Return every line of the entries below verbatim, changing nothing.

== DATA LISTING ==
----

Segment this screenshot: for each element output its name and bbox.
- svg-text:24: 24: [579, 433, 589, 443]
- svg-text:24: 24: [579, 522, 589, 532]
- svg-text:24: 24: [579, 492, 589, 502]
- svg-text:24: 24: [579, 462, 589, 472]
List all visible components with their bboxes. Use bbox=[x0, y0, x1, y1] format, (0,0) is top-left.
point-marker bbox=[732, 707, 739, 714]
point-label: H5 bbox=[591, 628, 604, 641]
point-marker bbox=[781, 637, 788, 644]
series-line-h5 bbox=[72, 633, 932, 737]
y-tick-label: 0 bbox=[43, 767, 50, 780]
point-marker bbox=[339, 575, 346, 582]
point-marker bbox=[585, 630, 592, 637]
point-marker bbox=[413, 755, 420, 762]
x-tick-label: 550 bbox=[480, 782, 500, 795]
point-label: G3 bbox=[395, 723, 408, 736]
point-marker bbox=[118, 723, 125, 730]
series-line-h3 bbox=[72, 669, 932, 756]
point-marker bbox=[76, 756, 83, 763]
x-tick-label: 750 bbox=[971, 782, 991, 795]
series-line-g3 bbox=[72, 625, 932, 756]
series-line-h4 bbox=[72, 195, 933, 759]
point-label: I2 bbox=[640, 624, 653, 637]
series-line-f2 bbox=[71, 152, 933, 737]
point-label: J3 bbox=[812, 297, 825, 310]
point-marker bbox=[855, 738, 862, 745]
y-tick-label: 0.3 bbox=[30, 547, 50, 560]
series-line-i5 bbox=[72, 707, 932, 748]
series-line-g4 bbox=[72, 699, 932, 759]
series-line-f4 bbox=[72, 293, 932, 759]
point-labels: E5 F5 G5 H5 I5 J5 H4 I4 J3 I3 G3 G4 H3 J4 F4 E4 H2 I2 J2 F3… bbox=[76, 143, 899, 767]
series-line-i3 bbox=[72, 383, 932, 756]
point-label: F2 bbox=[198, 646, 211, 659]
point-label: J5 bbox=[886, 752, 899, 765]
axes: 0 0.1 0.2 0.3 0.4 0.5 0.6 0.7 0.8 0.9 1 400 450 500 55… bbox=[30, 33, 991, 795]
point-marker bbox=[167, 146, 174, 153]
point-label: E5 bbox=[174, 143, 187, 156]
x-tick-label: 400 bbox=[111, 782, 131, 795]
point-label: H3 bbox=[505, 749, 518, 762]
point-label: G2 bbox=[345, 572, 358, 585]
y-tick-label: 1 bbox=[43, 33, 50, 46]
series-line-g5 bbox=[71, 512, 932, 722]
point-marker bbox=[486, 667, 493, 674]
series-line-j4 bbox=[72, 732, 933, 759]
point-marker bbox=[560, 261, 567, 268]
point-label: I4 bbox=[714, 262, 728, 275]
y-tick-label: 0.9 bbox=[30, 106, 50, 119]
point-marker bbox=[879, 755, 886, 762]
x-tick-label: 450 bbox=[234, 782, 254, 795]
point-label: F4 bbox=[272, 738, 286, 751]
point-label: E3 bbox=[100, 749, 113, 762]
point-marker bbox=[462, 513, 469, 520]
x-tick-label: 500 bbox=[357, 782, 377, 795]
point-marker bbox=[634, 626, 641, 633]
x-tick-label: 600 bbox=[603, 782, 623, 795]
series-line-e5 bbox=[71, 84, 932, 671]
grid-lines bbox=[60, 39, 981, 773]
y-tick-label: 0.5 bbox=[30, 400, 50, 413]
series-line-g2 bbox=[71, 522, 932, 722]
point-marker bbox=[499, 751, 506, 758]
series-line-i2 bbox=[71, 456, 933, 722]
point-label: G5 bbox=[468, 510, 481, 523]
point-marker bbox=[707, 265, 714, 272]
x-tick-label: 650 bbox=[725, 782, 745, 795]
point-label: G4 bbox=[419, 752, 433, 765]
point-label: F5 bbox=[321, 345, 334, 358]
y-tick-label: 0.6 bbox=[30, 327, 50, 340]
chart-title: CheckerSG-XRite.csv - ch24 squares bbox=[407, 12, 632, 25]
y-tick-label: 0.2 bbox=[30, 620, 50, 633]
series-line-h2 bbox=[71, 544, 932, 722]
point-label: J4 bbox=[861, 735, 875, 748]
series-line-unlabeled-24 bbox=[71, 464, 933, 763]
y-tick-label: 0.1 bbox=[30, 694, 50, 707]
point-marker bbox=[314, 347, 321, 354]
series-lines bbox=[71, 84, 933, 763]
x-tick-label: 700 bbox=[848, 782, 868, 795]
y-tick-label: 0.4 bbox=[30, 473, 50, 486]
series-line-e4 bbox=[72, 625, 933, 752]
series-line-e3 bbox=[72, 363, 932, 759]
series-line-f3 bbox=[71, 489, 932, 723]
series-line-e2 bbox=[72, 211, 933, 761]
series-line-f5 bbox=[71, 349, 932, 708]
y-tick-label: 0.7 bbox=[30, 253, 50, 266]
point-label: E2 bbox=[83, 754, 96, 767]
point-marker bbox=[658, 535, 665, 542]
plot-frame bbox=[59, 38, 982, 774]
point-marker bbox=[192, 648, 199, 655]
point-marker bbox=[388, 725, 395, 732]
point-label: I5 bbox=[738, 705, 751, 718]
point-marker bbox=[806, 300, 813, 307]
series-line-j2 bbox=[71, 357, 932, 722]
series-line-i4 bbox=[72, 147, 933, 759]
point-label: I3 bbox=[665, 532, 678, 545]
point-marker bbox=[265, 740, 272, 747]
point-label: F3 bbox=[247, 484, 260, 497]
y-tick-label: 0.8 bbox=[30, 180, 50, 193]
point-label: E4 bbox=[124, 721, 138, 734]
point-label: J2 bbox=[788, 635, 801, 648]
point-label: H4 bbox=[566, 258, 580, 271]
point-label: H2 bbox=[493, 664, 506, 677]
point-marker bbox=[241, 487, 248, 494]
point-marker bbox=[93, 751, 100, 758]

----

== OUTPUT FOR THIS EXERCISE ==
Segment this screenshot: for each element output its name and bbox.
- svg-text:24: 24: [579, 433, 589, 443]
- svg-text:24: 24: [579, 522, 589, 532]
- svg-text:24: 24: [579, 492, 589, 502]
- svg-text:24: 24: [579, 462, 589, 472]
List all visible components with their bboxes. Use bbox=[x0, y0, x1, y1] format, (0,0) is top-left.
point-marker bbox=[732, 707, 739, 714]
point-label: H5 bbox=[591, 628, 604, 641]
point-marker bbox=[781, 637, 788, 644]
series-line-h5 bbox=[72, 633, 932, 737]
y-tick-label: 0 bbox=[43, 767, 50, 780]
point-marker bbox=[339, 575, 346, 582]
point-marker bbox=[585, 630, 592, 637]
point-marker bbox=[413, 755, 420, 762]
x-tick-label: 550 bbox=[480, 782, 500, 795]
point-label: G3 bbox=[395, 723, 408, 736]
point-marker bbox=[118, 723, 125, 730]
series-line-h3 bbox=[72, 669, 932, 756]
point-marker bbox=[76, 756, 83, 763]
x-tick-label: 750 bbox=[971, 782, 991, 795]
series-line-g3 bbox=[72, 625, 932, 756]
series-line-h4 bbox=[72, 195, 933, 759]
point-label: I2 bbox=[640, 624, 653, 637]
series-line-f2 bbox=[71, 152, 933, 737]
point-label: J3 bbox=[812, 297, 825, 310]
point-marker bbox=[855, 738, 862, 745]
y-tick-label: 0.3 bbox=[30, 547, 50, 560]
series-line-i5 bbox=[72, 707, 932, 748]
series-line-g4 bbox=[72, 699, 932, 759]
series-line-f4 bbox=[72, 293, 932, 759]
point-labels: E5 F5 G5 H5 I5 J5 H4 I4 J3 I3 G3 G4 H3 J4 F4 E4 H2 I2 J2 F3… bbox=[76, 143, 899, 767]
series-line-i3 bbox=[72, 383, 932, 756]
point-label: F2 bbox=[198, 646, 211, 659]
point-label: J5 bbox=[886, 752, 899, 765]
axes: 0 0.1 0.2 0.3 0.4 0.5 0.6 0.7 0.8 0.9 1 400 450 500 55… bbox=[30, 33, 991, 795]
point-marker bbox=[167, 146, 174, 153]
point-label: E5 bbox=[174, 143, 187, 156]
x-tick-label: 400 bbox=[111, 782, 131, 795]
point-label: H3 bbox=[505, 749, 518, 762]
point-label: G2 bbox=[345, 572, 358, 585]
y-tick-label: 1 bbox=[43, 33, 50, 46]
series-line-g5 bbox=[71, 512, 932, 722]
point-marker bbox=[486, 667, 493, 674]
series-line-j4 bbox=[72, 732, 933, 759]
point-marker bbox=[560, 261, 567, 268]
point-label: I4 bbox=[714, 262, 728, 275]
y-tick-label: 0.9 bbox=[30, 106, 50, 119]
point-marker bbox=[879, 755, 886, 762]
x-tick-label: 450 bbox=[234, 782, 254, 795]
point-label: F4 bbox=[272, 738, 286, 751]
point-label: E3 bbox=[100, 749, 113, 762]
point-marker bbox=[462, 513, 469, 520]
x-tick-label: 500 bbox=[357, 782, 377, 795]
point-marker bbox=[634, 626, 641, 633]
x-tick-label: 600 bbox=[603, 782, 623, 795]
series-line-e5 bbox=[71, 84, 932, 671]
grid-lines bbox=[60, 39, 981, 773]
y-tick-label: 0.5 bbox=[30, 400, 50, 413]
series-line-g2 bbox=[71, 522, 932, 722]
point-marker bbox=[499, 751, 506, 758]
series-line-i2 bbox=[71, 456, 933, 722]
point-label: G5 bbox=[468, 510, 481, 523]
point-marker bbox=[707, 265, 714, 272]
x-tick-label: 650 bbox=[725, 782, 745, 795]
point-label: G4 bbox=[419, 752, 433, 765]
point-label: F5 bbox=[321, 345, 334, 358]
y-tick-label: 0.6 bbox=[30, 327, 50, 340]
chart-title: CheckerSG-XRite.csv - ch24 squares bbox=[407, 12, 632, 25]
y-tick-label: 0.2 bbox=[30, 620, 50, 633]
series-line-h2 bbox=[71, 544, 932, 722]
point-label: J4 bbox=[861, 735, 875, 748]
series-line-unlabeled-24 bbox=[71, 464, 933, 763]
y-tick-label: 0.1 bbox=[30, 694, 50, 707]
point-marker bbox=[314, 347, 321, 354]
series-lines bbox=[71, 84, 933, 763]
x-tick-label: 700 bbox=[848, 782, 868, 795]
y-tick-label: 0.4 bbox=[30, 473, 50, 486]
series-line-e4 bbox=[72, 625, 933, 752]
series-line-e3 bbox=[72, 363, 932, 759]
series-line-f3 bbox=[71, 489, 932, 723]
series-line-e2 bbox=[72, 211, 933, 761]
series-line-f5 bbox=[71, 349, 932, 708]
y-tick-label: 0.7 bbox=[30, 253, 50, 266]
point-label: E2 bbox=[83, 754, 96, 767]
point-marker bbox=[658, 535, 665, 542]
plot-frame bbox=[59, 38, 982, 774]
point-marker bbox=[192, 648, 199, 655]
point-marker bbox=[388, 725, 395, 732]
point-label: I5 bbox=[738, 705, 751, 718]
point-marker bbox=[806, 300, 813, 307]
series-line-j2 bbox=[71, 357, 932, 722]
series-line-i4 bbox=[72, 147, 933, 759]
point-label: I3 bbox=[665, 532, 678, 545]
point-marker bbox=[265, 740, 272, 747]
point-label: F3 bbox=[247, 484, 260, 497]
y-tick-label: 0.8 bbox=[30, 180, 50, 193]
point-label: E4 bbox=[124, 721, 138, 734]
point-label: J2 bbox=[788, 635, 801, 648]
point-label: H4 bbox=[566, 258, 580, 271]
point-label: H2 bbox=[493, 664, 506, 677]
point-marker bbox=[241, 487, 248, 494]
point-marker bbox=[93, 751, 100, 758]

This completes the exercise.